** Start of Data for processing **

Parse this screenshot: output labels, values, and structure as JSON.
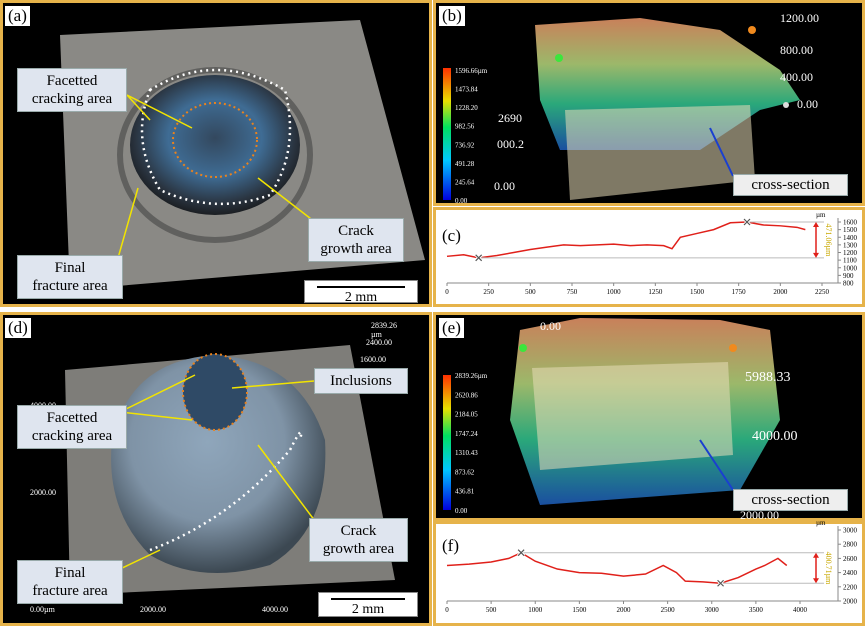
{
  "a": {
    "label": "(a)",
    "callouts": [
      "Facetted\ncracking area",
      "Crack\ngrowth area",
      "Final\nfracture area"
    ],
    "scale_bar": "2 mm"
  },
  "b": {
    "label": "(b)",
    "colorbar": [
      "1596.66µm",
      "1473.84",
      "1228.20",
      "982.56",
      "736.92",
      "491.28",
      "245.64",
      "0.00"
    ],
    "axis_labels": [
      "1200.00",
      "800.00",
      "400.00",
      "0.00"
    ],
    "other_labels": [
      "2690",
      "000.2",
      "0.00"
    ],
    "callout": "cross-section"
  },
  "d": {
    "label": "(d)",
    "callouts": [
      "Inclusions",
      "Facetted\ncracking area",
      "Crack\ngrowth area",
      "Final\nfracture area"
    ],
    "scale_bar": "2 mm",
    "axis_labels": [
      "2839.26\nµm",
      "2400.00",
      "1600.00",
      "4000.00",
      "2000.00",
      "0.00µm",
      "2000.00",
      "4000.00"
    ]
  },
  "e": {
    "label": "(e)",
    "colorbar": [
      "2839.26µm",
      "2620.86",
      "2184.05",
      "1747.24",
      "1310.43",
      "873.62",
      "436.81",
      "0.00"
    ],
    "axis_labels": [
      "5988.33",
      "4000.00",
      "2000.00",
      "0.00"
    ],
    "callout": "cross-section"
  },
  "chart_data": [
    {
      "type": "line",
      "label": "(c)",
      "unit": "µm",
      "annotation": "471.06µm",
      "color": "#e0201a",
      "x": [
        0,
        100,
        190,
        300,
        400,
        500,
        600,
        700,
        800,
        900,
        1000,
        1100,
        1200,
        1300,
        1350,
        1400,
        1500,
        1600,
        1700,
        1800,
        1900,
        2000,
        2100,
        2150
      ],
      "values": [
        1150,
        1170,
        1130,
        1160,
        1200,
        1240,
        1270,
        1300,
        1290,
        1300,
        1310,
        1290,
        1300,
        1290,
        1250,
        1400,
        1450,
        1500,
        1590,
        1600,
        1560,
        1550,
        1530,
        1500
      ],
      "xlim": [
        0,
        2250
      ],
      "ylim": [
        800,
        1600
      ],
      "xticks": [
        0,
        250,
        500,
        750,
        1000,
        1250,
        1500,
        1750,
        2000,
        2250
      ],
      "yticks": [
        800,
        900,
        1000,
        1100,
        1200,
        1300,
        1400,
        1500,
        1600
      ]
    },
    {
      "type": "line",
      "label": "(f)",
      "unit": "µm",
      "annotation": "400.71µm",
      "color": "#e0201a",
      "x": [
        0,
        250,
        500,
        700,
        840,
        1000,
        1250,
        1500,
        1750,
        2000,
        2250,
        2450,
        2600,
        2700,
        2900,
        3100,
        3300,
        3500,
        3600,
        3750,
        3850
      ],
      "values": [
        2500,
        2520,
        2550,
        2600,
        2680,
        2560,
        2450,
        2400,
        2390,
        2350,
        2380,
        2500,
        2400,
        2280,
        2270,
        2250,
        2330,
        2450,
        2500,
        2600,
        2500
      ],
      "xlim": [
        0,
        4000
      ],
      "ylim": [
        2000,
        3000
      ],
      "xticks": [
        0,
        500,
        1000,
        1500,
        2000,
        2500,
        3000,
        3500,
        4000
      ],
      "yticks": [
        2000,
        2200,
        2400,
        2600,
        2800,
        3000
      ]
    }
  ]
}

** End of Data for processing **

■ **Your objective**
Apart from the pictures, the entries above are to be repeated in full and exactly.

■ **Answer to this exercise**
Parse this screenshot: output labels, values, and structure as JSON.
{
  "a": {
    "label": "(a)",
    "callouts": [
      "Facetted\ncracking area",
      "Crack\ngrowth area",
      "Final\nfracture area"
    ],
    "scale_bar": "2 mm"
  },
  "b": {
    "label": "(b)",
    "colorbar": [
      "1596.66µm",
      "1473.84",
      "1228.20",
      "982.56",
      "736.92",
      "491.28",
      "245.64",
      "0.00"
    ],
    "axis_labels": [
      "1200.00",
      "800.00",
      "400.00",
      "0.00"
    ],
    "other_labels": [
      "2690",
      "000.2",
      "0.00"
    ],
    "callout": "cross-section"
  },
  "d": {
    "label": "(d)",
    "callouts": [
      "Inclusions",
      "Facetted\ncracking area",
      "Crack\ngrowth area",
      "Final\nfracture area"
    ],
    "scale_bar": "2 mm",
    "axis_labels": [
      "2839.26\nµm",
      "2400.00",
      "1600.00",
      "4000.00",
      "2000.00",
      "0.00µm",
      "2000.00",
      "4000.00"
    ]
  },
  "e": {
    "label": "(e)",
    "colorbar": [
      "2839.26µm",
      "2620.86",
      "2184.05",
      "1747.24",
      "1310.43",
      "873.62",
      "436.81",
      "0.00"
    ],
    "axis_labels": [
      "5988.33",
      "4000.00",
      "2000.00",
      "0.00"
    ],
    "callout": "cross-section"
  },
  "chart_data": [
    {
      "type": "line",
      "label": "(c)",
      "unit": "µm",
      "annotation": "471.06µm",
      "color": "#e0201a",
      "x": [
        0,
        100,
        190,
        300,
        400,
        500,
        600,
        700,
        800,
        900,
        1000,
        1100,
        1200,
        1300,
        1350,
        1400,
        1500,
        1600,
        1700,
        1800,
        1900,
        2000,
        2100,
        2150
      ],
      "values": [
        1150,
        1170,
        1130,
        1160,
        1200,
        1240,
        1270,
        1300,
        1290,
        1300,
        1310,
        1290,
        1300,
        1290,
        1250,
        1400,
        1450,
        1500,
        1590,
        1600,
        1560,
        1550,
        1530,
        1500
      ],
      "xlim": [
        0,
        2250
      ],
      "ylim": [
        800,
        1600
      ],
      "xticks": [
        0,
        250,
        500,
        750,
        1000,
        1250,
        1500,
        1750,
        2000,
        2250
      ],
      "yticks": [
        800,
        900,
        1000,
        1100,
        1200,
        1300,
        1400,
        1500,
        1600
      ]
    },
    {
      "type": "line",
      "label": "(f)",
      "unit": "µm",
      "annotation": "400.71µm",
      "color": "#e0201a",
      "x": [
        0,
        250,
        500,
        700,
        840,
        1000,
        1250,
        1500,
        1750,
        2000,
        2250,
        2450,
        2600,
        2700,
        2900,
        3100,
        3300,
        3500,
        3600,
        3750,
        3850
      ],
      "values": [
        2500,
        2520,
        2550,
        2600,
        2680,
        2560,
        2450,
        2400,
        2390,
        2350,
        2380,
        2500,
        2400,
        2280,
        2270,
        2250,
        2330,
        2450,
        2500,
        2600,
        2500
      ],
      "xlim": [
        0,
        4000
      ],
      "ylim": [
        2000,
        3000
      ],
      "xticks": [
        0,
        500,
        1000,
        1500,
        2000,
        2500,
        3000,
        3500,
        4000
      ],
      "yticks": [
        2000,
        2200,
        2400,
        2600,
        2800,
        3000
      ]
    }
  ]
}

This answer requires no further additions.